start The data
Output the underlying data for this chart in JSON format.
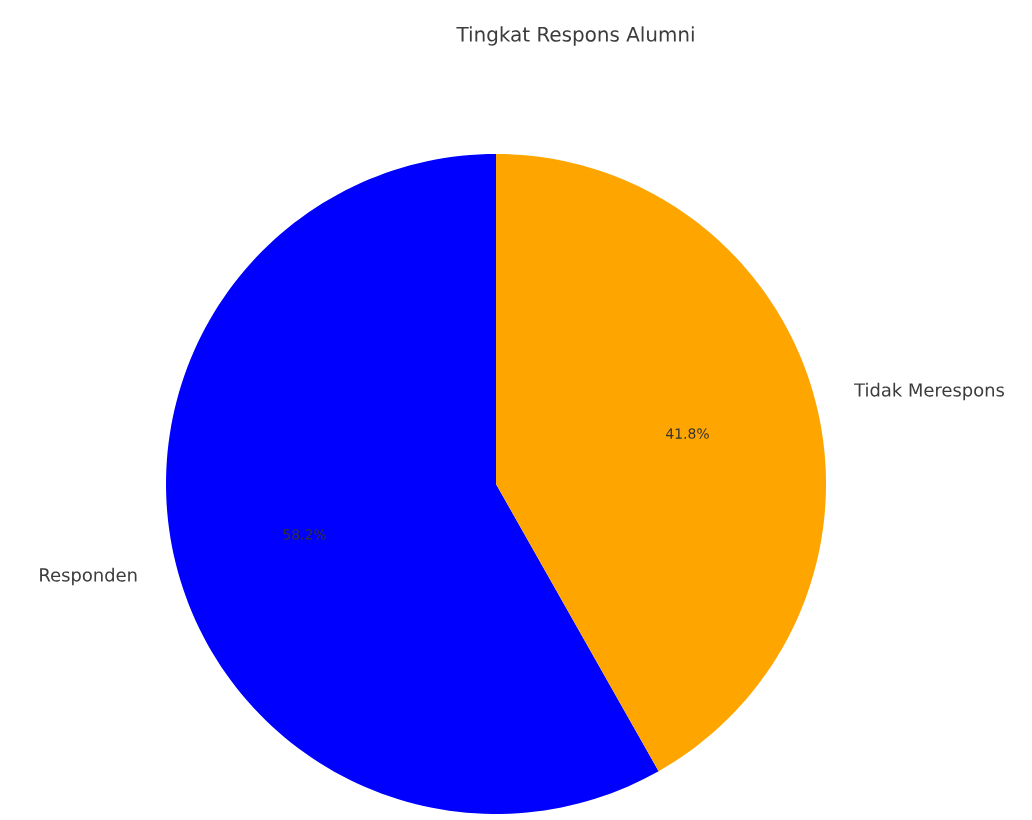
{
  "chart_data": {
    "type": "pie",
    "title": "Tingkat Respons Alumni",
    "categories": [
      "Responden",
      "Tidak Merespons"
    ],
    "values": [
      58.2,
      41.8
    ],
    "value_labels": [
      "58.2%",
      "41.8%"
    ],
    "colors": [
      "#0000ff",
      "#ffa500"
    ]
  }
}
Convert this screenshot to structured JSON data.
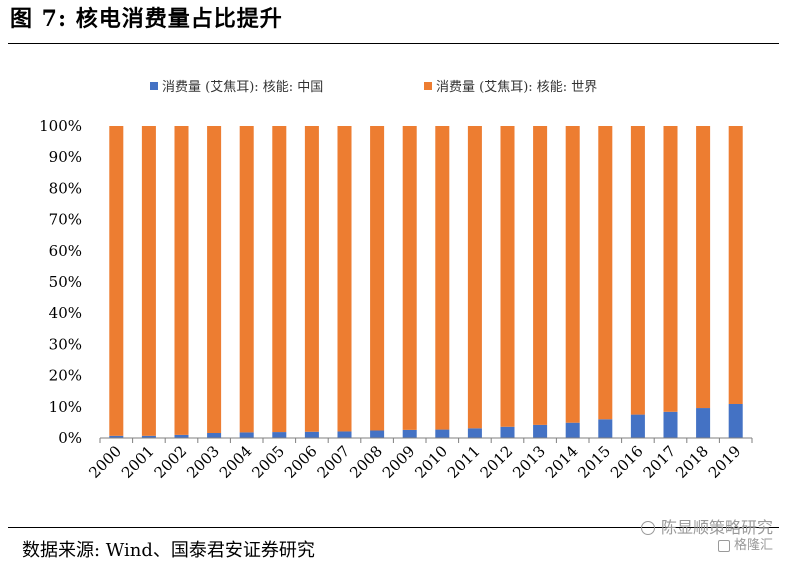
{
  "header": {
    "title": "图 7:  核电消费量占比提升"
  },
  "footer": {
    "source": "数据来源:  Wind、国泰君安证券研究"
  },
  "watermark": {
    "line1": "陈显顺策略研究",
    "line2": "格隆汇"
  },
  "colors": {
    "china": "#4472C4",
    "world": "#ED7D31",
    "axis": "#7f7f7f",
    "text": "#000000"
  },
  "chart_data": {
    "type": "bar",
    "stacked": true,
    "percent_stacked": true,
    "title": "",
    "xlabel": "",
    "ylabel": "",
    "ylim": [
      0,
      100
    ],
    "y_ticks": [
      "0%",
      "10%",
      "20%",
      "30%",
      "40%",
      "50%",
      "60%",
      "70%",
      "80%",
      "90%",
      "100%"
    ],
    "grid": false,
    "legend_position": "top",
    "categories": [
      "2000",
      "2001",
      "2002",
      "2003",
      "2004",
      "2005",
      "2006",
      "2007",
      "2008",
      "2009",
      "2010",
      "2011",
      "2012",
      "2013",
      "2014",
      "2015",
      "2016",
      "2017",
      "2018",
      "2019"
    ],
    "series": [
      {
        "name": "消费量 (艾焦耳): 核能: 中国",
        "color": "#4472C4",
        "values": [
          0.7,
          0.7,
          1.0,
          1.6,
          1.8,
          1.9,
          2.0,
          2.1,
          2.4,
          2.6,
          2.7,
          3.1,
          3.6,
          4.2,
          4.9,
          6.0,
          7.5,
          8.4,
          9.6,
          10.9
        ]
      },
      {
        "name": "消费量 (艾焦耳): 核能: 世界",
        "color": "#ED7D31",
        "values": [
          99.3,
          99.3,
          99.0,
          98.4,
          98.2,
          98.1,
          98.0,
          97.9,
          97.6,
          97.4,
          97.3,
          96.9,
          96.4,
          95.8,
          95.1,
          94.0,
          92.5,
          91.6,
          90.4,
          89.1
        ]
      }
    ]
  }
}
end The data
The problem = Without the pictures, repeat exactly the lines running from the line containing "Convert this screenshot" through the end of the data, both ends included.

Answer to this problem =
Convert this screenshot to structured JSON data.
{
  "header": {
    "title": "图 7:  核电消费量占比提升"
  },
  "footer": {
    "source": "数据来源:  Wind、国泰君安证券研究"
  },
  "watermark": {
    "line1": "陈显顺策略研究",
    "line2": "格隆汇"
  },
  "colors": {
    "china": "#4472C4",
    "world": "#ED7D31",
    "axis": "#7f7f7f",
    "text": "#000000"
  },
  "chart_data": {
    "type": "bar",
    "stacked": true,
    "percent_stacked": true,
    "title": "",
    "xlabel": "",
    "ylabel": "",
    "ylim": [
      0,
      100
    ],
    "y_ticks": [
      "0%",
      "10%",
      "20%",
      "30%",
      "40%",
      "50%",
      "60%",
      "70%",
      "80%",
      "90%",
      "100%"
    ],
    "grid": false,
    "legend_position": "top",
    "categories": [
      "2000",
      "2001",
      "2002",
      "2003",
      "2004",
      "2005",
      "2006",
      "2007",
      "2008",
      "2009",
      "2010",
      "2011",
      "2012",
      "2013",
      "2014",
      "2015",
      "2016",
      "2017",
      "2018",
      "2019"
    ],
    "series": [
      {
        "name": "消费量 (艾焦耳): 核能: 中国",
        "color": "#4472C4",
        "values": [
          0.7,
          0.7,
          1.0,
          1.6,
          1.8,
          1.9,
          2.0,
          2.1,
          2.4,
          2.6,
          2.7,
          3.1,
          3.6,
          4.2,
          4.9,
          6.0,
          7.5,
          8.4,
          9.6,
          10.9
        ]
      },
      {
        "name": "消费量 (艾焦耳): 核能: 世界",
        "color": "#ED7D31",
        "values": [
          99.3,
          99.3,
          99.0,
          98.4,
          98.2,
          98.1,
          98.0,
          97.9,
          97.6,
          97.4,
          97.3,
          96.9,
          96.4,
          95.8,
          95.1,
          94.0,
          92.5,
          91.6,
          90.4,
          89.1
        ]
      }
    ]
  }
}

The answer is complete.